*Compito*: Seleziona dal materiale seguente ogni riga in cui compare la stringa "axis" e riportala. Distingui tra maiuscole e minuscole.

[Voci degli elementi di layout]
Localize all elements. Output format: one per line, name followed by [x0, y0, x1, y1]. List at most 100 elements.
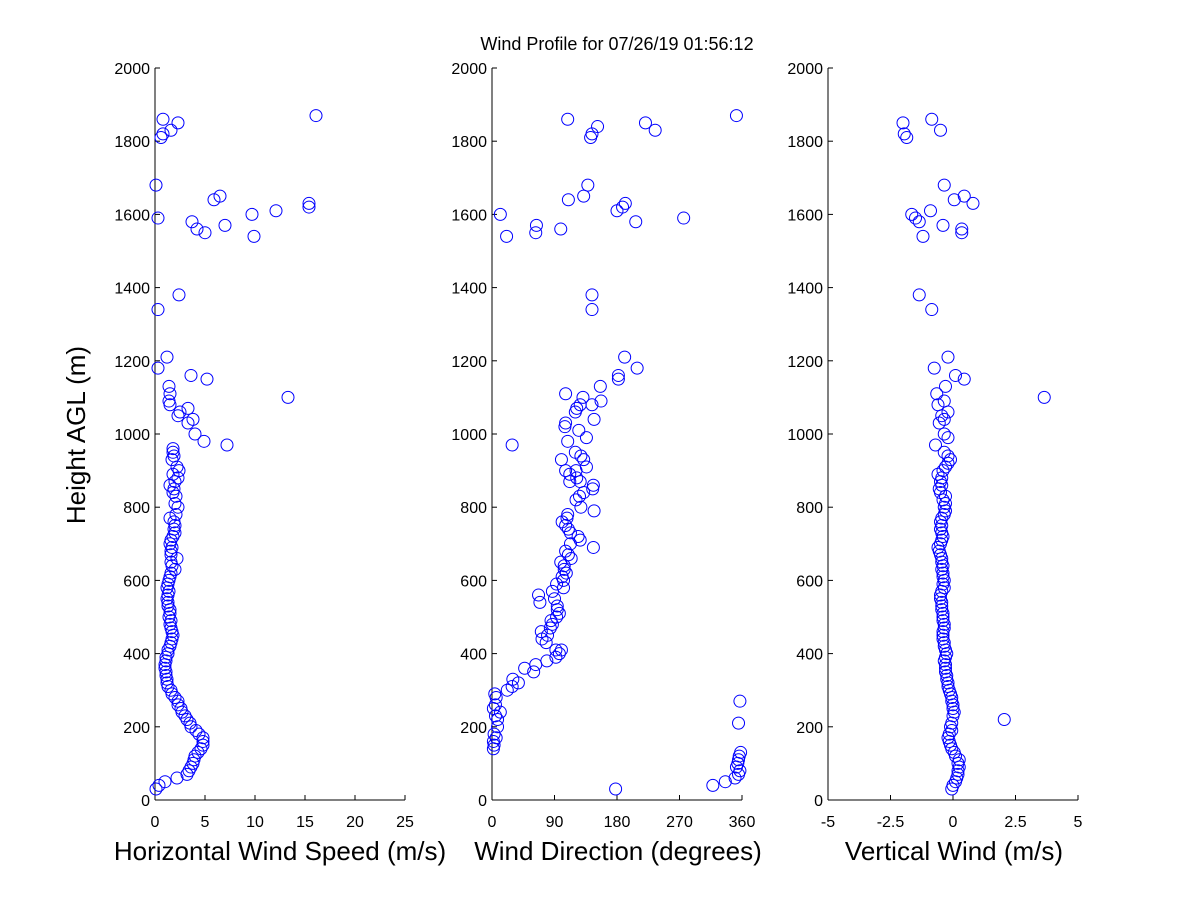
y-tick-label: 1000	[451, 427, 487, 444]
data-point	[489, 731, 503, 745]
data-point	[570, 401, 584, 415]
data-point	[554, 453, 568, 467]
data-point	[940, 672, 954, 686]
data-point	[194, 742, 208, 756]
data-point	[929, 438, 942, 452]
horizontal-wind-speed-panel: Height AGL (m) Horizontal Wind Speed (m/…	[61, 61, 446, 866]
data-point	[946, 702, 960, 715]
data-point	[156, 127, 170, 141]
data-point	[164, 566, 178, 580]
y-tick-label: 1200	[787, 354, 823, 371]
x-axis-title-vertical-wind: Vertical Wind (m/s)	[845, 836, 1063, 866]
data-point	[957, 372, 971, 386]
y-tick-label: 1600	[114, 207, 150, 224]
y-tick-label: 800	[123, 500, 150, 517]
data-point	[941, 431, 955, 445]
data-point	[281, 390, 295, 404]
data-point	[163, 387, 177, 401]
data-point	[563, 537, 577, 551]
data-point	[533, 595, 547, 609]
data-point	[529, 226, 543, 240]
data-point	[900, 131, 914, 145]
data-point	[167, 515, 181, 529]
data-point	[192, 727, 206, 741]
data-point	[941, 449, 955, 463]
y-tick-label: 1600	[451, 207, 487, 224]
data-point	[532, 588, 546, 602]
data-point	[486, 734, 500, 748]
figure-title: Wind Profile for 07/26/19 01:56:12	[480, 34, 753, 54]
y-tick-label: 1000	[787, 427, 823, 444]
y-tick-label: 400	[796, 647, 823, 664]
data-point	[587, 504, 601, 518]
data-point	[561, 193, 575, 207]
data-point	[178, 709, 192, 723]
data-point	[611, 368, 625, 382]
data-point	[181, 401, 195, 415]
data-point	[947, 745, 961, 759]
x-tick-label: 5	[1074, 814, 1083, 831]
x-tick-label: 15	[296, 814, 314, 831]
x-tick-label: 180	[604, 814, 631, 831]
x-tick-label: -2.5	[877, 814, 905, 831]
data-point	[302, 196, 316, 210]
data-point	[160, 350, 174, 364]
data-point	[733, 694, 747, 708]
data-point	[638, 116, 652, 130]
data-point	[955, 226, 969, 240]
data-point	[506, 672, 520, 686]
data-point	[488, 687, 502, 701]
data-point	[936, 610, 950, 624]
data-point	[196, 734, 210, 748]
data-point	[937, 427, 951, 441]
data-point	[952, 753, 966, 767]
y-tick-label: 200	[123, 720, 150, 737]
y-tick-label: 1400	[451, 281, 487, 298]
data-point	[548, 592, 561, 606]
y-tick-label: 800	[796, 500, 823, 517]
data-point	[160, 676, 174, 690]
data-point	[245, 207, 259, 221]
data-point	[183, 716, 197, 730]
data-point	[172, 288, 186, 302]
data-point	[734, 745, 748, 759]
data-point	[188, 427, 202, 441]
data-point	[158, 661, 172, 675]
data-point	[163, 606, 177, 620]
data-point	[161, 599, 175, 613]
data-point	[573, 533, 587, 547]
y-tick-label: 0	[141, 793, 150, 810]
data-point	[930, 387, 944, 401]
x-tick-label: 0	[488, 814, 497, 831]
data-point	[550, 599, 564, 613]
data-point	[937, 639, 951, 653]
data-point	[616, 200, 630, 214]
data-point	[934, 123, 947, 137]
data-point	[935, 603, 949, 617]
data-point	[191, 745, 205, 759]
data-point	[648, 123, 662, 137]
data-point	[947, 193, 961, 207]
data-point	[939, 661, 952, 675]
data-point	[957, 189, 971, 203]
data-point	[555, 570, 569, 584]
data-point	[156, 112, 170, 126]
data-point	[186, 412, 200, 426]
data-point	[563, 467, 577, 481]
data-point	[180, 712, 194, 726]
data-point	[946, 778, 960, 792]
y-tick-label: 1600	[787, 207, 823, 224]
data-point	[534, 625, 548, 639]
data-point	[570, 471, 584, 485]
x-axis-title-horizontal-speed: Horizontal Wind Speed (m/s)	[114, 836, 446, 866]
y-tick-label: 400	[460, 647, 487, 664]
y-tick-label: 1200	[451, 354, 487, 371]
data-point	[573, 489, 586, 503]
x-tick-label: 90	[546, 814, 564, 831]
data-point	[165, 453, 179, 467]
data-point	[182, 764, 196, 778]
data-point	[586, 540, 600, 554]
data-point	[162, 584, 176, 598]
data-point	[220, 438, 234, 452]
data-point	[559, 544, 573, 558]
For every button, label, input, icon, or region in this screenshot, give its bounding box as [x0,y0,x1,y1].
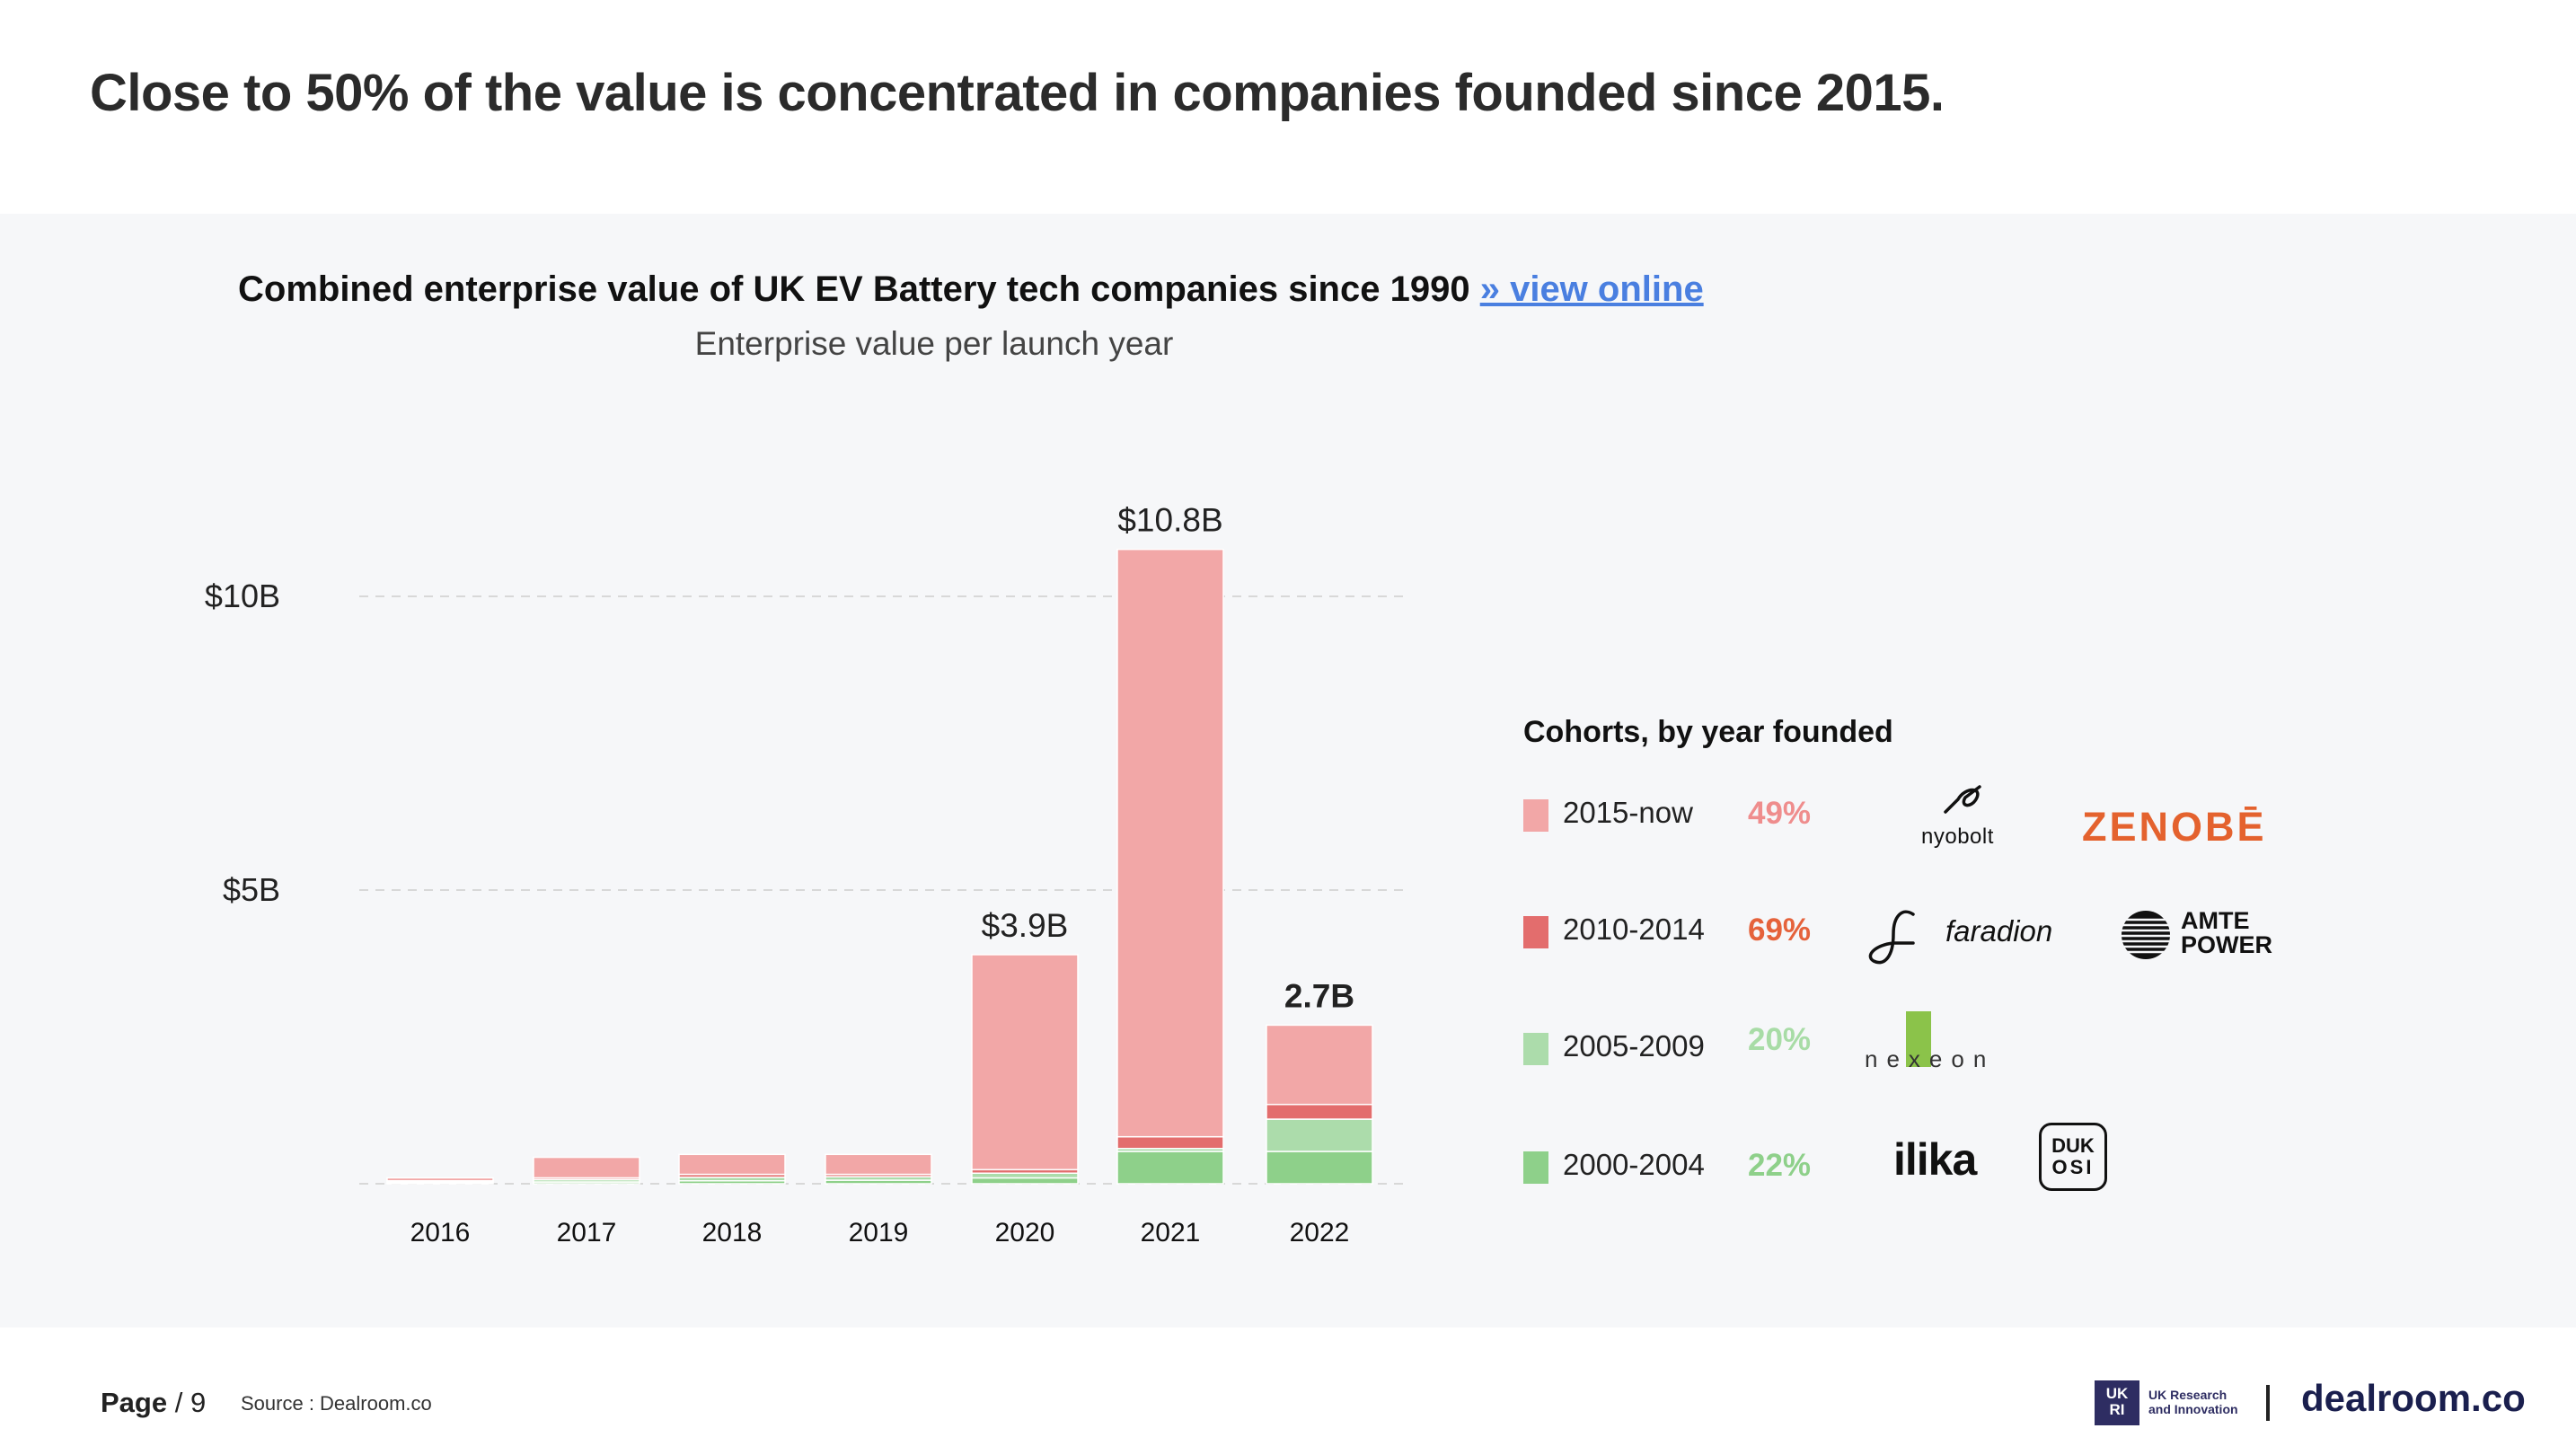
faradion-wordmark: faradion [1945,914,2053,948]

*Compito svolto*:
x-axis-title-vertical-wind: Vertical Wind (m/s)	[845, 836, 1063, 866]
x-axis-title-horizontal-speed: Horizontal Wind Speed (m/s)	[114, 836, 446, 866]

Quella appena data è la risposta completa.